Prompt -
Print out the entries below with no edits.

[Dataset entries]
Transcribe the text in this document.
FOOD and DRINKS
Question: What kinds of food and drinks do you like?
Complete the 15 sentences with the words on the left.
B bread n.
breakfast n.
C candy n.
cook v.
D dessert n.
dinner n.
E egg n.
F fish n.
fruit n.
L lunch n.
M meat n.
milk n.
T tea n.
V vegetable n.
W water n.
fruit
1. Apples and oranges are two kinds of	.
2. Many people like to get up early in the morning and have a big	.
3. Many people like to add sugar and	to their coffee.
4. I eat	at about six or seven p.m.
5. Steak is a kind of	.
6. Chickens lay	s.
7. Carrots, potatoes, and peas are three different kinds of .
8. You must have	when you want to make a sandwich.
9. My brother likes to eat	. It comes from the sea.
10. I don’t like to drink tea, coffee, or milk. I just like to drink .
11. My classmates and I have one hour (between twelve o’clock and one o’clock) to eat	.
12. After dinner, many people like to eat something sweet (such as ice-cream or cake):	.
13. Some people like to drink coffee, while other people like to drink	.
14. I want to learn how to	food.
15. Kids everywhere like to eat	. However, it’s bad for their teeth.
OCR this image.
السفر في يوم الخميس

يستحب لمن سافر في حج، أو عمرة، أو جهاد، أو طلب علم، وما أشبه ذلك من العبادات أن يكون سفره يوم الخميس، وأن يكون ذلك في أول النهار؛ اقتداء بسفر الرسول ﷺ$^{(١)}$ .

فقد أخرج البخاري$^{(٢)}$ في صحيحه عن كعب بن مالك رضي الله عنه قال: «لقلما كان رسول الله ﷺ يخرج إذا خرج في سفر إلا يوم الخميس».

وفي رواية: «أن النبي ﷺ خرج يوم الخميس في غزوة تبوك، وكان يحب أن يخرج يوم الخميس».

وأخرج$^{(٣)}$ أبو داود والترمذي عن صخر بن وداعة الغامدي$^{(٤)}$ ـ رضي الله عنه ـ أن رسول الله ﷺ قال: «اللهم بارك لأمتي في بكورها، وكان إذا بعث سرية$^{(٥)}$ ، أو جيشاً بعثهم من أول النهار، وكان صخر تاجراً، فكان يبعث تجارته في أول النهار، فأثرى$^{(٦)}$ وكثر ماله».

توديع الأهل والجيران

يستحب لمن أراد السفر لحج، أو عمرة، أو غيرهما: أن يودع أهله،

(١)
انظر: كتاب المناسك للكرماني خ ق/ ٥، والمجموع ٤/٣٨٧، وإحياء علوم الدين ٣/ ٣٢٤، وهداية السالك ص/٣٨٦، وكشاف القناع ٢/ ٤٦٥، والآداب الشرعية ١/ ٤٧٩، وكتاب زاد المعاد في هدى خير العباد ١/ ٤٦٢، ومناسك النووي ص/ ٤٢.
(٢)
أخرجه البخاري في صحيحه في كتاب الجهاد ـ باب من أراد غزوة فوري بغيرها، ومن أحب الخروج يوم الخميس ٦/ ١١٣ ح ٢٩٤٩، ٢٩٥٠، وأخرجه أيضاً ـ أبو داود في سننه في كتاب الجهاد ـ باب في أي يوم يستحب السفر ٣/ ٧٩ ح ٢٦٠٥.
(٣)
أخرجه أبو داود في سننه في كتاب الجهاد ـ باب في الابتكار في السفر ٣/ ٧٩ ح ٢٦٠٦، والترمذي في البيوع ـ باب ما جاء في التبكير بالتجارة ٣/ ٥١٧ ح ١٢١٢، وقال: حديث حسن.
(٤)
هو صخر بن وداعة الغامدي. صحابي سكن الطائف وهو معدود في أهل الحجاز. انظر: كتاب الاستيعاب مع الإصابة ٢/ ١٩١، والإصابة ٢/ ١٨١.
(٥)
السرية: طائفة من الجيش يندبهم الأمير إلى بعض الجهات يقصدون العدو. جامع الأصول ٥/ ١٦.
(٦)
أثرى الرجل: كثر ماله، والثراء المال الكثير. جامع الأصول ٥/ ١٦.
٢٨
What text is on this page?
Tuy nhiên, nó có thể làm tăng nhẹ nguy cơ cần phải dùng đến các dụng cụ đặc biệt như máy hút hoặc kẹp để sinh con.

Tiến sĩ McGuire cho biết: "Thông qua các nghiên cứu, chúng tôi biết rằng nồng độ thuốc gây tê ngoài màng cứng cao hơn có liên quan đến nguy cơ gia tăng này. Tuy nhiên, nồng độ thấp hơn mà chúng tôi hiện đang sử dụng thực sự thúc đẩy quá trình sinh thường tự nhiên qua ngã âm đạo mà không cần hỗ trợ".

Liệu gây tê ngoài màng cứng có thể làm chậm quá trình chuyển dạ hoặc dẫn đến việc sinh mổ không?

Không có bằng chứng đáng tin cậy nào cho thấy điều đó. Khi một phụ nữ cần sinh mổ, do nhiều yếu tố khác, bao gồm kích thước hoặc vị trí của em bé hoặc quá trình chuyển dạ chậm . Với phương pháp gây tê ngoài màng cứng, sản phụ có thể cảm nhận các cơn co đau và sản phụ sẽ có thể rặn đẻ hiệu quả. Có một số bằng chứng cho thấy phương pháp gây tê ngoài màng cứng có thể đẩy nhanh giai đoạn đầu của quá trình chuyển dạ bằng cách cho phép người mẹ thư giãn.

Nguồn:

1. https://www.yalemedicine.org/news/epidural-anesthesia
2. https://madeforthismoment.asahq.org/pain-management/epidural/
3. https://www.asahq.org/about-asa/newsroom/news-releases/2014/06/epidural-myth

Result of this task -
Transcribe the text in this document.
FOOD and DRINKS
Question: What kinds of food and drinks do you like?
Complete the 15 sentences with the words on the left.
B bread n.
breakfast n.
C candy n.
cook v.
D dessert n.
dinner n.
E egg n.
F fish n.
fruit n.
L lunch n.
M meat n.
milk n.
T tea n.
V vegetable n.
W water n.
fruit
1. Apples and oranges are two kinds of	.
2. Many people like to get up early in the morning and have a big	.
3. Many people like to add sugar and	to their coffee.
4. I eat	at about six or seven p.m.
5. Steak is a kind of	.
6. Chickens lay	s.
7. Carrots, potatoes, and peas are three different kinds of .
8. You must have	when you want to make a sandwich.
9. My brother likes to eat	. It comes from the sea.
10. I don’t like to drink tea, coffee, or milk. I just like to drink .
11. My classmates and I have one hour (between twelve o’clock and one o’clock) to eat	.
12. After dinner, many people like to eat something sweet (such as ice-cream or cake):	.
13. Some people like to drink coffee, while other people like to drink	.
14. I want to learn how to	food.
15. Kids everywhere like to eat	. However, it’s bad for their teeth.
OCR this image.
السفر في يوم الخميس

يستحب لمن سافر في حج، أو عمرة، أو جهاد، أو طلب علم، وما أشبه ذلك من العبادات أن يكون سفره يوم الخميس، وأن يكون ذلك في أول النهار؛ اقتداء بسفر الرسول ﷺ$^{(١)}$ .

فقد أخرج البخاري$^{(٢)}$ في صحيحه عن كعب بن مالك رضي الله عنه قال: «لقلما كان رسول الله ﷺ يخرج إذا خرج في سفر إلا يوم الخميس».

وفي رواية: «أن النبي ﷺ خرج يوم الخميس في غزوة تبوك، وكان يحب أن يخرج يوم الخميس».

وأخرج$^{(٣)}$ أبو داود والترمذي عن صخر بن وداعة الغامدي$^{(٤)}$ ـ رضي الله عنه ـ أن رسول الله ﷺ قال: «اللهم بارك لأمتي في بكورها، وكان إذا بعث سرية$^{(٥)}$ ، أو جيشاً بعثهم من أول النهار، وكان صخر تاجراً، فكان يبعث تجارته في أول النهار، فأثرى$^{(٦)}$ وكثر ماله».

توديع الأهل والجيران

يستحب لمن أراد السفر لحج، أو عمرة، أو غيرهما: أن يودع أهله،

(١)
انظر: كتاب المناسك للكرماني خ ق/ ٥، والمجموع ٤/٣٨٧، وإحياء علوم الدين ٣/ ٣٢٤، وهداية السالك ص/٣٨٦، وكشاف القناع ٢/ ٤٦٥، والآداب الشرعية ١/ ٤٧٩، وكتاب زاد المعاد في هدى خير العباد ١/ ٤٦٢، ومناسك النووي ص/ ٤٢.
(٢)
أخرجه البخاري في صحيحه في كتاب الجهاد ـ باب من أراد غزوة فوري بغيرها، ومن أحب الخروج يوم الخميس ٦/ ١١٣ ح ٢٩٤٩، ٢٩٥٠، وأخرجه أيضاً ـ أبو داود في سننه في كتاب الجهاد ـ باب في أي يوم يستحب السفر ٣/ ٧٩ ح ٢٦٠٥.
(٣)
أخرجه أبو داود في سننه في كتاب الجهاد ـ باب في الابتكار في السفر ٣/ ٧٩ ح ٢٦٠٦، والترمذي في البيوع ـ باب ما جاء في التبكير بالتجارة ٣/ ٥١٧ ح ١٢١٢، وقال: حديث حسن.
(٤)
هو صخر بن وداعة الغامدي. صحابي سكن الطائف وهو معدود في أهل الحجاز. انظر: كتاب الاستيعاب مع الإصابة ٢/ ١٩١، والإصابة ٢/ ١٨١.
(٥)
السرية: طائفة من الجيش يندبهم الأمير إلى بعض الجهات يقصدون العدو. جامع الأصول ٥/ ١٦.
(٦)
أثرى الرجل: كثر ماله، والثراء المال الكثير. جامع الأصول ٥/ ١٦.
٢٨
What text is on this page?
Tuy nhiên, nó có thể làm tăng nhẹ nguy cơ cần phải dùng đến các dụng cụ đặc biệt như máy hút hoặc kẹp để sinh con.

Tiến sĩ McGuire cho biết: "Thông qua các nghiên cứu, chúng tôi biết rằng nồng độ thuốc gây tê ngoài màng cứng cao hơn có liên quan đến nguy cơ gia tăng này. Tuy nhiên, nồng độ thấp hơn mà chúng tôi hiện đang sử dụng thực sự thúc đẩy quá trình sinh thường tự nhiên qua ngã âm đạo mà không cần hỗ trợ".

Liệu gây tê ngoài màng cứng có thể làm chậm quá trình chuyển dạ hoặc dẫn đến việc sinh mổ không?

Không có bằng chứng đáng tin cậy nào cho thấy điều đó. Khi một phụ nữ cần sinh mổ, do nhiều yếu tố khác, bao gồm kích thước hoặc vị trí của em bé hoặc quá trình chuyển dạ chậm . Với phương pháp gây tê ngoài màng cứng, sản phụ có thể cảm nhận các cơn co đau và sản phụ sẽ có thể rặn đẻ hiệu quả. Có một số bằng chứng cho thấy phương pháp gây tê ngoài màng cứng có thể đẩy nhanh giai đoạn đầu của quá trình chuyển dạ bằng cách cho phép người mẹ thư giãn.

Nguồn:

1. https://www.yalemedicine.org/news/epidural-anesthesia
2. https://madeforthismoment.asahq.org/pain-management/epidural/
3. https://www.asahq.org/about-asa/newsroom/news-releases/2014/06/epidural-myth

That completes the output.